List each line of the data in which the string "BINANCE" appears.

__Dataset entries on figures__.
***
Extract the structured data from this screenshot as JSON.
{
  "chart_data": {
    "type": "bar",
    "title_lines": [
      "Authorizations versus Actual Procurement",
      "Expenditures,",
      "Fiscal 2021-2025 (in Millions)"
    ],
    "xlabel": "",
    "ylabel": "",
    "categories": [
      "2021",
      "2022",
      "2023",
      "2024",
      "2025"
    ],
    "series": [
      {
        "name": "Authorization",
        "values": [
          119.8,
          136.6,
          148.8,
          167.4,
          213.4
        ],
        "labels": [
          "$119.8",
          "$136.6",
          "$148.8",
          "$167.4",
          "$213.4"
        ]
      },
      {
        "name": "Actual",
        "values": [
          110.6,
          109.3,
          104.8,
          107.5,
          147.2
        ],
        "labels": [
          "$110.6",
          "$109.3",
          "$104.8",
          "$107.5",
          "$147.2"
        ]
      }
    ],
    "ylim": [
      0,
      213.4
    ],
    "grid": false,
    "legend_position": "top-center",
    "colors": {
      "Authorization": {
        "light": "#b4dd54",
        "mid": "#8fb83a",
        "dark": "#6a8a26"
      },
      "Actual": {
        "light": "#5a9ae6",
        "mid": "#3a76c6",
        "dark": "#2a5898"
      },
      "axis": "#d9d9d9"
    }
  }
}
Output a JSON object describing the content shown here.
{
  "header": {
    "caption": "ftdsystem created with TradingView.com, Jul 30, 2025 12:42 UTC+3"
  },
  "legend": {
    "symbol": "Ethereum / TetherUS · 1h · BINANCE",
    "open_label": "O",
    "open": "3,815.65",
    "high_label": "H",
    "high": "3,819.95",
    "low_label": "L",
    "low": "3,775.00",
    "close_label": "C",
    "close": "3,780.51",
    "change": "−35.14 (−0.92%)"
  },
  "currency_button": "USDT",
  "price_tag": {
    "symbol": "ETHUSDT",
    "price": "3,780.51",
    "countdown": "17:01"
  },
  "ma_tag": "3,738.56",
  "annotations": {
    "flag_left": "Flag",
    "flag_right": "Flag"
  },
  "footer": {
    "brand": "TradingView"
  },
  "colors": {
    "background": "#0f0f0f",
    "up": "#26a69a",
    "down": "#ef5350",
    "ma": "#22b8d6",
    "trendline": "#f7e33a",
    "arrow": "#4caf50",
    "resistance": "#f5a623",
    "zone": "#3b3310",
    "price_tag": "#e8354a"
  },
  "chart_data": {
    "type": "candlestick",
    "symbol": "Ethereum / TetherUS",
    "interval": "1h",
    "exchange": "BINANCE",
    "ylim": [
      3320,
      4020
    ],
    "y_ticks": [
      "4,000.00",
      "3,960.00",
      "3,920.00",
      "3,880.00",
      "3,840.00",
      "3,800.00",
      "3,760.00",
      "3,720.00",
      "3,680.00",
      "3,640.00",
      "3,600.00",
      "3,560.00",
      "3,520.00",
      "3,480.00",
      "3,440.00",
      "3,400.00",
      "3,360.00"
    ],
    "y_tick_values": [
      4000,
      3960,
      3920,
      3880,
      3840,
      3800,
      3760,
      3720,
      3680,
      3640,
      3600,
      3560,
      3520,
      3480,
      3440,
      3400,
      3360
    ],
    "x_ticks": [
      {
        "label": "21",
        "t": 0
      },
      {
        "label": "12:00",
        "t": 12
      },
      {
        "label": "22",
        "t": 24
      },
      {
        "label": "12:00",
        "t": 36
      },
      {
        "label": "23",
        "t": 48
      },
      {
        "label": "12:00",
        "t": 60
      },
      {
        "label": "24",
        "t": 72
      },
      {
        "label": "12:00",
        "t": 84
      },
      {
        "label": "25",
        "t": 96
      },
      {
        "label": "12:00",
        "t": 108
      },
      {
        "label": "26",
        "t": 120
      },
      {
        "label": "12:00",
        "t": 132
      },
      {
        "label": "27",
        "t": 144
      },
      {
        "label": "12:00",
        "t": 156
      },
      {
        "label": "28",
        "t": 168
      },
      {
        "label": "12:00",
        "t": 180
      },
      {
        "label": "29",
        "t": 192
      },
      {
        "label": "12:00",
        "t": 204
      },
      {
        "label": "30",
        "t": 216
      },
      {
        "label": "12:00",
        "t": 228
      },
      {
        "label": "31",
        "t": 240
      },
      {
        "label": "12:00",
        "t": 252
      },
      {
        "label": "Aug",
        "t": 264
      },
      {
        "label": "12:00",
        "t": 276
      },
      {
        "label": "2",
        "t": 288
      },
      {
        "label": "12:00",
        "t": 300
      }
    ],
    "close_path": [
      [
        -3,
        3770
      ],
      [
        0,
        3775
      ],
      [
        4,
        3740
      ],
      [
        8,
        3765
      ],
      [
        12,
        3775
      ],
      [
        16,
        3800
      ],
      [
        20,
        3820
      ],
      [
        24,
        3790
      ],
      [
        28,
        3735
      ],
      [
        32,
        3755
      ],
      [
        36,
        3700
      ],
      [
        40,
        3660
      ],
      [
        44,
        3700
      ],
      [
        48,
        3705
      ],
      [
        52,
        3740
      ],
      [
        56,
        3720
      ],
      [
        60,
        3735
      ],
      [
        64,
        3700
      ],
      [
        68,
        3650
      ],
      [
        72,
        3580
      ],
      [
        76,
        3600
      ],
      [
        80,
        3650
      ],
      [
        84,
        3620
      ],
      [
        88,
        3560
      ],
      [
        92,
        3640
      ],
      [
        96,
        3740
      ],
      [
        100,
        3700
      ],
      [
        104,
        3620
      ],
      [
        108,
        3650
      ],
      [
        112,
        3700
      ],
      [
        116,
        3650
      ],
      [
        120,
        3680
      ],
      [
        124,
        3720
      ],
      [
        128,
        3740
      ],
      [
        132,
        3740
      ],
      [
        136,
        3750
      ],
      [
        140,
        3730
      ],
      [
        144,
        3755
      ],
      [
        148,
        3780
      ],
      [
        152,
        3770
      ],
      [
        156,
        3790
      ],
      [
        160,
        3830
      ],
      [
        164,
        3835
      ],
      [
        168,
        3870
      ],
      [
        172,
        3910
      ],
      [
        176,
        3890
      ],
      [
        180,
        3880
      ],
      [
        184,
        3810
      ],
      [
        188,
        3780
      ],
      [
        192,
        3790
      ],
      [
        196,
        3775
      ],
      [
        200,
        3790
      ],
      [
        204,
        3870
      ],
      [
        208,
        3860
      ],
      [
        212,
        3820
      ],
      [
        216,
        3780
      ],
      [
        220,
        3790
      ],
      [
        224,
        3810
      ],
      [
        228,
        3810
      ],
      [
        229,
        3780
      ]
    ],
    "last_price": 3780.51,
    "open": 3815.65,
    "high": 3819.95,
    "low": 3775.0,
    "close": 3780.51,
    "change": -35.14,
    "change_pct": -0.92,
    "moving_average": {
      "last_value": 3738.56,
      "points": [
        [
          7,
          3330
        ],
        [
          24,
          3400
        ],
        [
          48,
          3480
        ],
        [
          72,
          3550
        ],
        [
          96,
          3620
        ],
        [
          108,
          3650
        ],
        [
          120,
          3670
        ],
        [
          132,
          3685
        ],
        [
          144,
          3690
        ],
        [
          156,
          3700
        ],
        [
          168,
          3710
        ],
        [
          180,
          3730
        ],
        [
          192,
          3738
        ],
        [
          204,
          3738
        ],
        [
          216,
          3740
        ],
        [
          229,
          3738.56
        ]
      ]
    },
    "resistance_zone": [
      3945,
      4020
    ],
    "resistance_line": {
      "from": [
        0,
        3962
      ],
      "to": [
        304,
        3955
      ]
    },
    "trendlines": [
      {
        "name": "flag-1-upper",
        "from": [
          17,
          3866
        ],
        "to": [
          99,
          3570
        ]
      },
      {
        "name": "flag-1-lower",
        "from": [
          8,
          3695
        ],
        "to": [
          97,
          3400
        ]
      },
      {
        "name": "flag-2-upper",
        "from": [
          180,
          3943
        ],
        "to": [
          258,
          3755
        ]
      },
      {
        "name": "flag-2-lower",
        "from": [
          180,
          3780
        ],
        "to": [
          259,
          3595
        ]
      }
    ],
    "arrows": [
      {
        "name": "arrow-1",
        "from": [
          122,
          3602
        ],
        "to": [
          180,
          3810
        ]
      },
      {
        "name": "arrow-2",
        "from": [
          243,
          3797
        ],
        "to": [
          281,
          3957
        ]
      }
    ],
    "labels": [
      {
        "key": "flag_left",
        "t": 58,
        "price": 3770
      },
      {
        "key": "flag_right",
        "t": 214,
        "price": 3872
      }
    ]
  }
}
***
__Answer for this exercise__.
    "symbol": "Ethereum / TetherUS · 1h · BINANCE",
    "exchange": "BINANCE",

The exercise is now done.